§ Problem
Lay out as a numbered list the lines in the rows below, from the line containing "location-address: 서울시 서초구" up to and including the line containing "branch-name-line1: 서초종합 [126,808,231,824]", omitting any blank lines. Give no other lines.

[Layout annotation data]
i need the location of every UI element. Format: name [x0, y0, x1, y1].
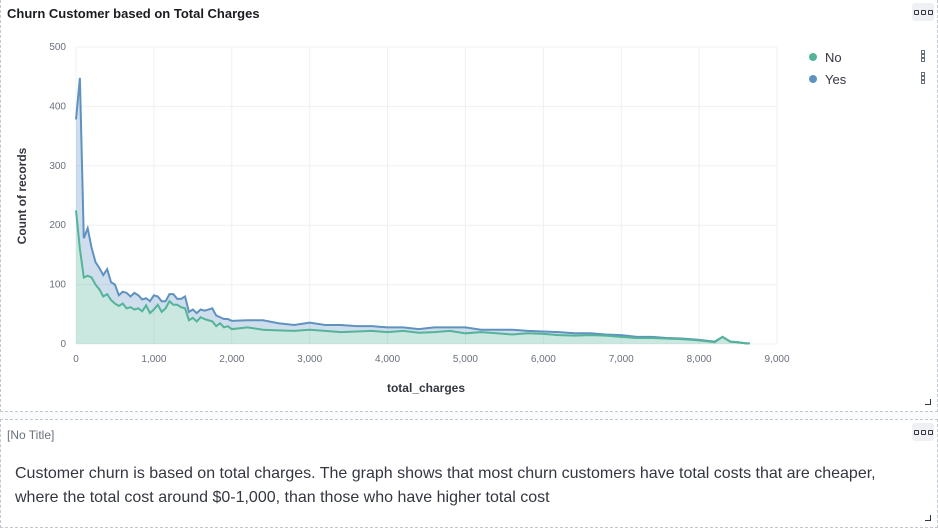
- area-chart[interactable]: 0 1,000 2,000 3,000 4,000 5,000 6,000 7,000 8,00…: [1, 0, 938, 412]
- legend-dot-icon: [809, 53, 817, 61]
- x-tick-label: 5,000: [453, 354, 478, 365]
- chart-panel-options-button[interactable]: [912, 3, 934, 21]
- resize-handle-icon[interactable]: [925, 515, 931, 521]
- x-tick-label: 0: [73, 354, 79, 365]
- chart-legend: No Yes: [807, 46, 927, 90]
- chart-panel: Churn Customer based on Total Charges 0 1…: [0, 0, 938, 412]
- y-tick-label: 400: [49, 101, 66, 112]
- x-tick-label: 1,000: [141, 354, 166, 365]
- x-tick-label: 7,000: [609, 354, 634, 365]
- chart-panel-title: Churn Customer based on Total Charges: [7, 6, 260, 21]
- legend-label: No: [825, 49, 842, 65]
- x-tick-label: 4,000: [375, 354, 400, 365]
- markdown-panel: [No Title] Customer churn is based on to…: [0, 419, 938, 528]
- legend-label: Yes: [825, 71, 847, 87]
- x-tick-label: 9,000: [764, 354, 789, 365]
- x-tick-label: 3,000: [297, 354, 322, 365]
- y-tick-label: 500: [49, 42, 66, 53]
- series-line-yes[interactable]: [75, 77, 750, 345]
- series-line-no[interactable]: [75, 210, 750, 345]
- y-tick-label: 0: [60, 339, 66, 350]
- area-no[interactable]: [76, 210, 750, 344]
- options-dot-icon: [920, 9, 926, 15]
- y-tick-label: 300: [49, 161, 66, 172]
- markdown-panel-options-button[interactable]: [912, 423, 934, 441]
- x-tick-label: 6,000: [531, 354, 556, 365]
- x-tick-label: 8,000: [687, 354, 712, 365]
- options-dot-icon: [927, 9, 933, 15]
- legend-item-no[interactable]: No: [807, 46, 927, 68]
- area-yes[interactable]: [76, 77, 750, 344]
- resize-handle-icon[interactable]: [925, 399, 931, 405]
- markdown-body-text: Customer churn is based on total charges…: [15, 465, 876, 506]
- x-tick-label: 2,000: [219, 354, 244, 365]
- x-axis-title: total_charges: [387, 381, 465, 395]
- options-dot-icon: [913, 9, 919, 15]
- legend-item-yes[interactable]: Yes: [807, 68, 927, 90]
- y-axis-title: Count of records: [15, 147, 29, 244]
- options-dot-icon: [913, 429, 919, 435]
- markdown-panel-title: [No Title]: [7, 428, 55, 442]
- options-dot-icon: [920, 429, 926, 435]
- legend-options-icon[interactable]: [921, 72, 925, 84]
- legend-options-icon[interactable]: [921, 50, 925, 62]
- options-dot-icon: [927, 429, 933, 435]
- y-tick-label: 100: [49, 280, 66, 291]
- legend-dot-icon: [809, 75, 817, 83]
- y-tick-label: 200: [49, 220, 66, 231]
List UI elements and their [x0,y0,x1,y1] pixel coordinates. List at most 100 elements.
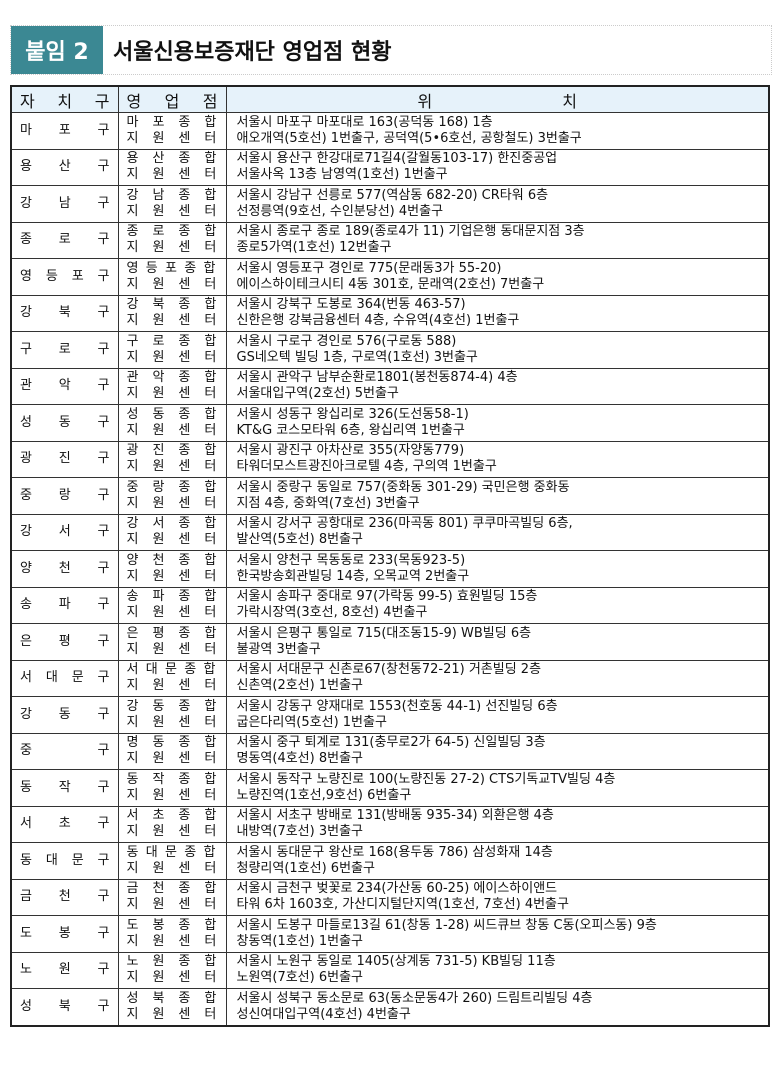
location-address: 서울시 서초구 방배로 131(방배동 935-34) 외환은행 4층 [236,808,554,824]
branch-name-line2: 지원센터 [126,933,231,949]
branch-name-line2: 지원센터 [126,641,231,657]
branch-name-line2: 지원센터 [126,714,231,730]
branch-name-line2: 지원센터 [126,568,231,584]
location-directions: 불광역 3번출구 [236,641,321,657]
attachment-label: 붙임 2 [11,26,103,74]
location-address: 서울시 동대문구 왕산로 168(용두동 786) 삼성화재 14층 [236,844,553,860]
title-box: 붙임 2 서울신용보증재단 영업점 현황 [10,25,772,75]
location-directions: 청량리역(1호선) 6번출구 [236,860,375,876]
branch-name-line2: 지원센터 [126,313,231,329]
location-address: 서울시 은평구 통일로 715(대조동15-9) WB빌딩 6층 [236,625,532,641]
branch-name-line1: 마포종합 [126,114,231,130]
location-address: 서울시 송파구 중대로 97(가락동 99-5) 효원빌딩 15층 [236,589,538,605]
location-address: 서울시 중랑구 동일로 757(중화동 301-29) 국민은행 중화동 [236,479,570,495]
location-directions: 종로5가역(1호선) 12번출구 [236,240,392,256]
location-address: 서울시 강동구 양재대로 1553(천호동 44-1) 선진빌딩 6층 [236,698,558,714]
location-address: 서울시 금천구 벚꽃로 234(가산동 60-25) 에이스하이앤드 [236,881,558,897]
location-directions: 가락시장역(3호선, 8호선) 4번출구 [236,605,428,621]
location-address: 서울시 강북구 도봉로 364(번동 463-57) [236,297,466,313]
branch-name-line1: 광진종합 [126,443,231,459]
branch-name-line2: 지원센터 [126,240,231,256]
branch-name-line1: 강남종합 [126,187,231,203]
branch-name-line1: 강북종합 [126,297,231,313]
location-directions: 신한은행 강북금융센터 4층, 수유역(4호선) 1번출구 [236,313,520,329]
branch-name-line2: 지원센터 [126,1006,231,1022]
branch-name-line1: 성동종합 [126,406,231,422]
location-address: 서울시 동작구 노량진로 100(노량진동 27-2) CTS기독교TV빌딩 4… [236,771,616,787]
branch-name-line1: 금천종합 [126,881,231,897]
branch-name-line2: 지원센터 [126,787,231,803]
branch-name-line1: 서초종합 [126,808,231,824]
branch-name-line2: 지원센터 [126,459,231,475]
branch-name-line1: 관악종합 [126,370,231,386]
branch-name-line2: 지원센터 [126,532,231,548]
location-address: 서울시 종로구 종로 189(종로4가 11) 기업은행 동대문지점 3층 [236,224,585,240]
location-directions: 지점 4층, 중화역(7호선) 3번출구 [236,495,420,511]
branch-name-line1: 성북종합 [126,990,231,1006]
branch-name-line1: 강서종합 [126,516,231,532]
branch-name-line2: 지원센터 [126,130,231,146]
branch-name-line1: 명동종합 [126,735,231,751]
branch-name-line2: 지원센터 [126,897,231,913]
branch-name-line1: 양천종합 [126,552,231,568]
branch-name-line2: 지원센터 [126,970,231,986]
location-directions: 내방역(7호선) 3번출구 [236,824,364,840]
branch-name-line1: 은평종합 [126,625,231,641]
location-address: 서울시 도봉구 마들로13길 61(창동 1-28) 씨드큐브 창동 C동(오피… [236,917,657,933]
location-address: 서울시 강서구 공항대로 236(마곡동 801) 쿠쿠마곡빌딩 6층, [236,516,573,532]
location-directions: GS네오텍 빌딩 1층, 구로역(1호선) 3번출구 [236,349,478,365]
location-address: 서울시 강남구 선릉로 577(역삼동 682-20) CR타워 6층 [236,187,549,203]
location-address: 서울시 구로구 경인로 576(구로동 588) [236,333,457,349]
branch-name-line2: 지원센터 [126,276,231,292]
location-directions: 한국방송회관빌딩 14층, 오목교역 2번출구 [236,568,470,584]
branch-name-line2: 지원센터 [126,422,231,438]
branch-name-line2: 지원센터 [126,605,231,621]
location-address: 서울시 마포구 마포대로 163(공덕동 168) 1층 [236,114,493,130]
location-address: 서울시 성북구 동소문로 63(동소문동4가 260) 드림트리빌딩 4층 [236,990,593,1006]
branch-name-line1: 동대문종합 [126,844,223,860]
location-directions: 굽은다리역(5호선) 1번출구 [236,714,387,730]
location-directions: 타워 6차 1603호, 가산디지털단지역(1호선, 7호선) 4번출구 [236,897,569,913]
location-address: 서울시 영등포구 경인로 775(문래동3가 55-20) [236,260,502,276]
branch-name-line1: 구로종합 [126,333,231,349]
location-directions: 노원역(7호선) 6번출구 [236,970,364,986]
branch-name-line2: 지원센터 [126,349,231,365]
location-directions: 명동역(4호선) 8번출구 [236,751,364,767]
location-directions: 성신여대입구역(4호선) 4번출구 [236,1006,411,1022]
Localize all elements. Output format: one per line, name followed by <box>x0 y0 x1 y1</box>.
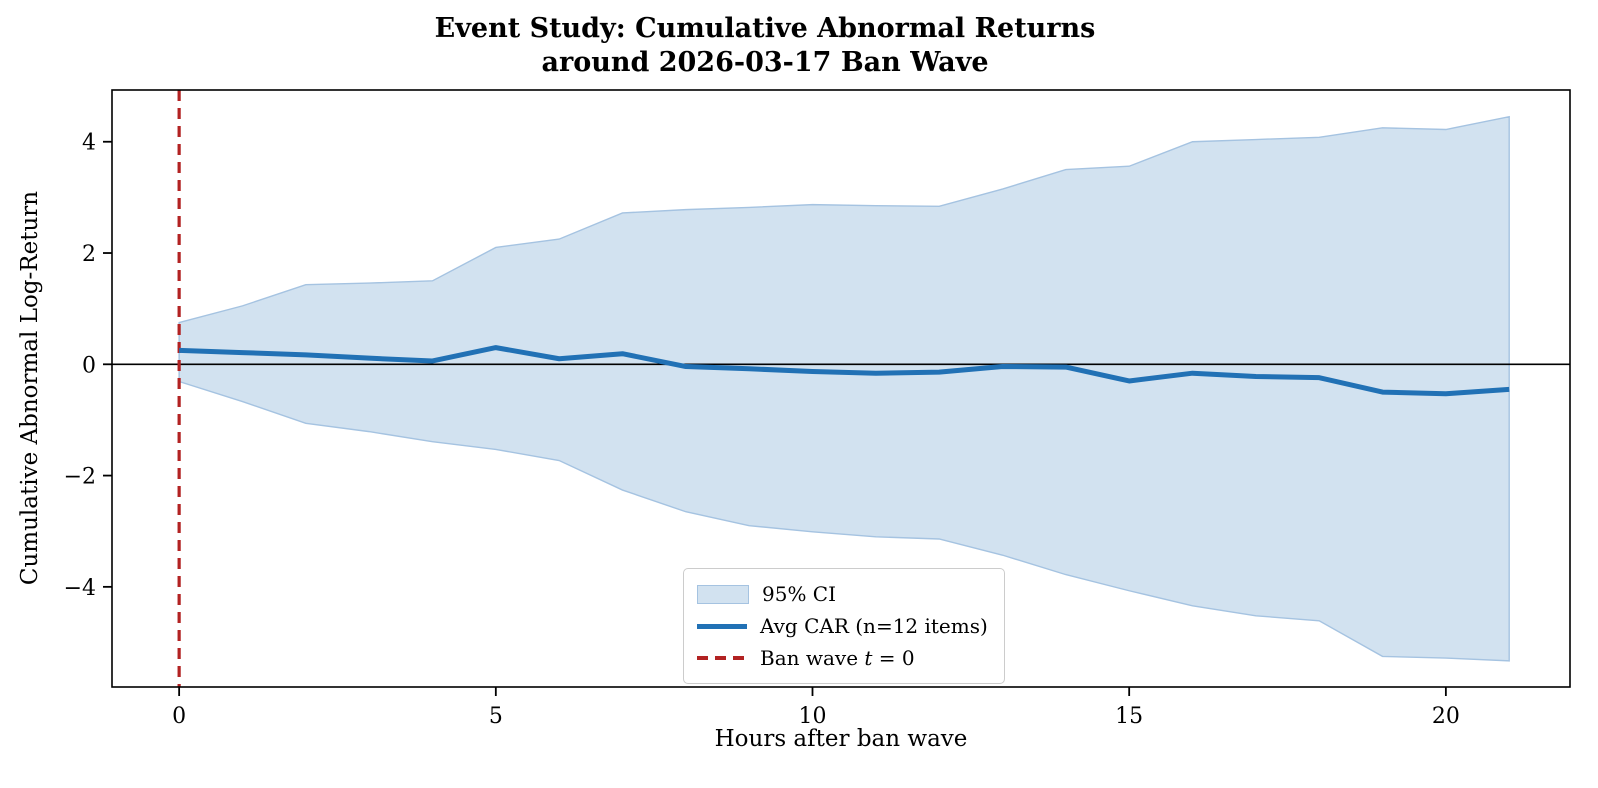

§ Output of the exercise
1. location-address: 서울시 서초구 방배로 131(방배동 935-34) 외환은행 4층 [236,808,554,824]
2. branch-name-line2: 지원센터 [126,933,231,949]
3. branch-name-line2: 지원센터 [126,641,231,657]
4. branch-name-line2: 지원센터 [126,714,231,730]
5. branch-name-line2: 지원센터 [126,568,231,584]
6. location-directions: 불광역 3번출구 [236,641,321,657]
7. attachment-label: 붙임 2 [11,26,103,74]
8. location-address: 서울시 동대문구 왕산로 168(용두동 786) 삼성화재 14층 [236,844,553,860]
9. title-box: 붙임 2 서울신용보증재단 영업점 현황 [10,25,772,75]
10. location-directions: 청량리역(1호선) 6번출구 [236,860,375,876]
11. branch-name-line2: 지원센터 [126,313,231,329]
12. location-address: 서울시 은평구 통일로 715(대조동15-9) WB빌딩 6층 [236,625,532,641]
13. branch-name-line1: 마포종합 [126,114,231,130]
14. location-address: 서울시 송파구 중대로 97(가락동 99-5) 효원빌딩 15층 [236,589,538,605]
15. location-address: 서울시 중랑구 동일로 757(중화동 301-29) 국민은행 중화동 [236,479,570,495]
16. location-directions: 종로5가역(1호선) 12번출구 [236,240,392,256]
17. location-address: 서울시 강동구 양재대로 1553(천호동 44-1) 선진빌딩 6층 [236,698,558,714]
18. location-address: 서울시 금천구 벚꽃로 234(가산동 60-25) 에이스하이앤드 [236,881,558,897]
19. location-directions: 가락시장역(3호선, 8호선) 4번출구 [236,605,428,621]
20. location-address: 서울시 강북구 도봉로 364(번동 463-57) [236,297,466,313]
21. branch-name-line1: 광진종합 [126,443,231,459]
22. branch-name-line2: 지원센터 [126,240,231,256]
23. branch-name-line1: 강남종합 [126,187,231,203]
24. branch-name-line1: 강북종합 [126,297,231,313]
25. location-directions: 신한은행 강북금융센터 4층, 수유역(4호선) 1번출구 [236,313,520,329]
26. branch-name-line2: 지원센터 [126,1006,231,1022]
27. branch-name-line1: 성동종합 [126,406,231,422]
28. location-address: 서울시 동작구 노량진로 100(노량진동 27-2) CTS기독교TV빌딩 4… [236,771,616,787]
29. branch-name-line1: 금천종합 [126,881,231,897]
30. branch-name-line2: 지원센터 [126,787,231,803]
31. branch-name-line1: 서초종합 [126,808,231,824]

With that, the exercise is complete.